### Data extract

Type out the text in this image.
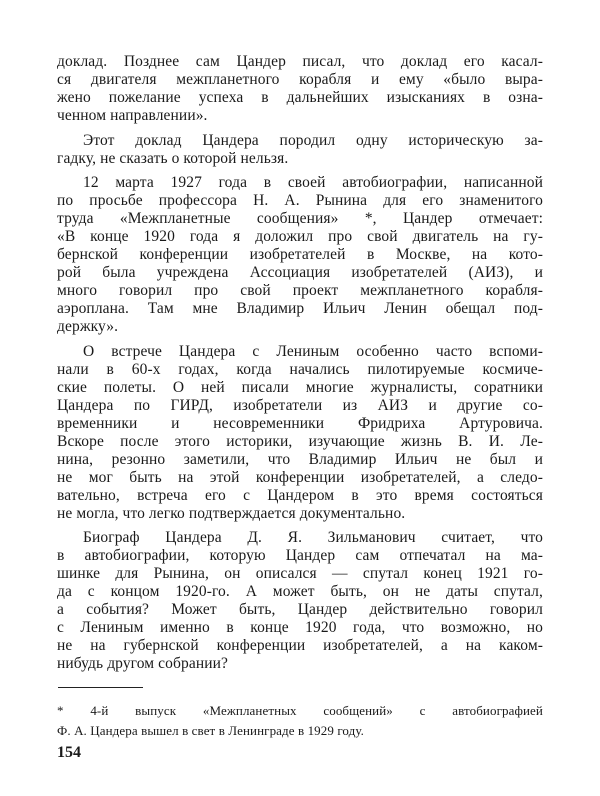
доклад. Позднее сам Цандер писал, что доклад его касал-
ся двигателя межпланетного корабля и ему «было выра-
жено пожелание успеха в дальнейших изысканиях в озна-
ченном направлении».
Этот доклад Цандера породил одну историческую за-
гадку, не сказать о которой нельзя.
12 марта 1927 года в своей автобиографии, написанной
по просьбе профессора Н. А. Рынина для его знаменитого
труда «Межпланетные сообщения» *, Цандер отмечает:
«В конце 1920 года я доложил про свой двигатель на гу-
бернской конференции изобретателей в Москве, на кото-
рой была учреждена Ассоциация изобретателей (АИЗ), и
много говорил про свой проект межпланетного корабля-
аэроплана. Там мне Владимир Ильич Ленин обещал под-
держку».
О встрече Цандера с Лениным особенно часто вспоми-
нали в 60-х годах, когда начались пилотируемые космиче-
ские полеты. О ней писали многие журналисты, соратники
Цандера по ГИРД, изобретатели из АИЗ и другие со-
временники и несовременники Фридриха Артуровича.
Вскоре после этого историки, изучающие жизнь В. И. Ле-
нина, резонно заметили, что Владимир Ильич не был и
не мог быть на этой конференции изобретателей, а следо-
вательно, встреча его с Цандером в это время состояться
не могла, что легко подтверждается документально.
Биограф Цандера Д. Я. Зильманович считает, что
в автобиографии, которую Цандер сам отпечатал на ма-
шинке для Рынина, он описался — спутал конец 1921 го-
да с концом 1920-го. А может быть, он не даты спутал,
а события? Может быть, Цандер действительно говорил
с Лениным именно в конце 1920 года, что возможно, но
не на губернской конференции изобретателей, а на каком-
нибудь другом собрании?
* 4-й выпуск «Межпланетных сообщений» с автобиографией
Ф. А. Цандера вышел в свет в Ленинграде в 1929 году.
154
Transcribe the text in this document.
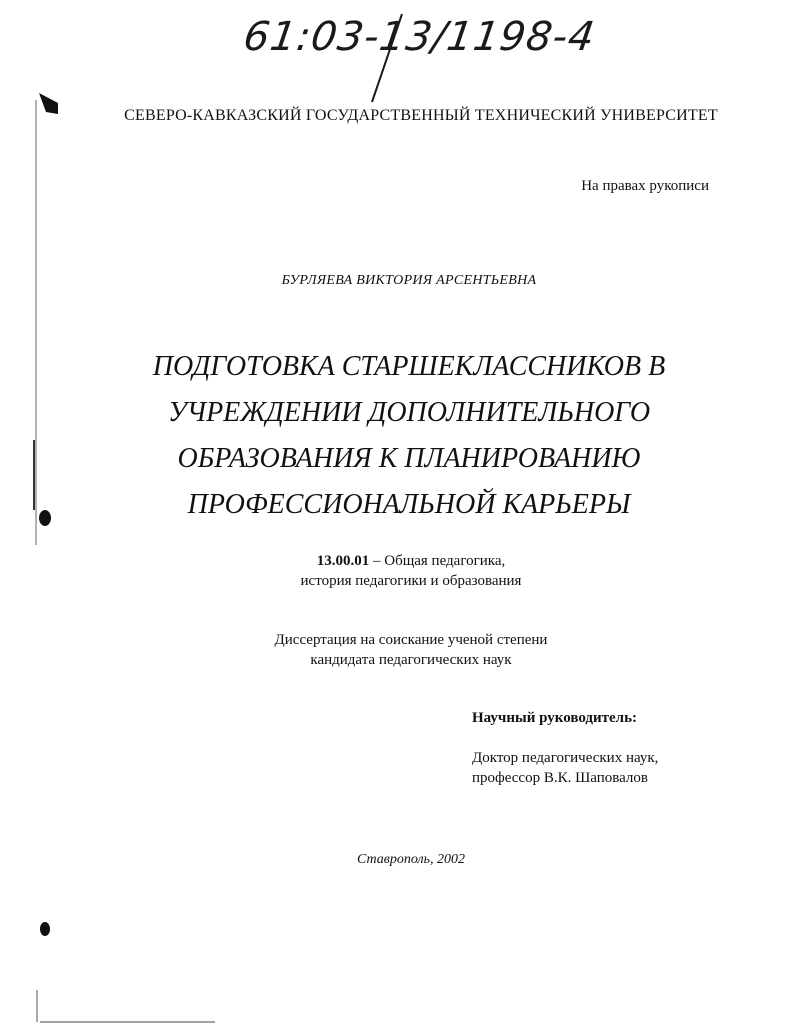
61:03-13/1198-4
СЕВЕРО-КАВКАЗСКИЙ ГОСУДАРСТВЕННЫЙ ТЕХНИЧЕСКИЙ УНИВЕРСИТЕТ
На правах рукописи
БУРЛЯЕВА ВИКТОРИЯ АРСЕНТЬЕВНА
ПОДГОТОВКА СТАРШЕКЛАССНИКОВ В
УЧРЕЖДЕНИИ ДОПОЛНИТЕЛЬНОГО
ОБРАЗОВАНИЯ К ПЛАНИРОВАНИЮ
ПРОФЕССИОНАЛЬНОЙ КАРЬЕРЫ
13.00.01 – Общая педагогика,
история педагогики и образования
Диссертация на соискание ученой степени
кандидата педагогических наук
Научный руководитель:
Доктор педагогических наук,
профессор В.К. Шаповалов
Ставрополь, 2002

######

* Problem statement *
In the material above, show every line where the word "межпланетного" turns up.

* Answer for this exercise *
ся двигателя межпланетного корабля и ему «было выра-
много говорил про свой проект межпланетного корабля-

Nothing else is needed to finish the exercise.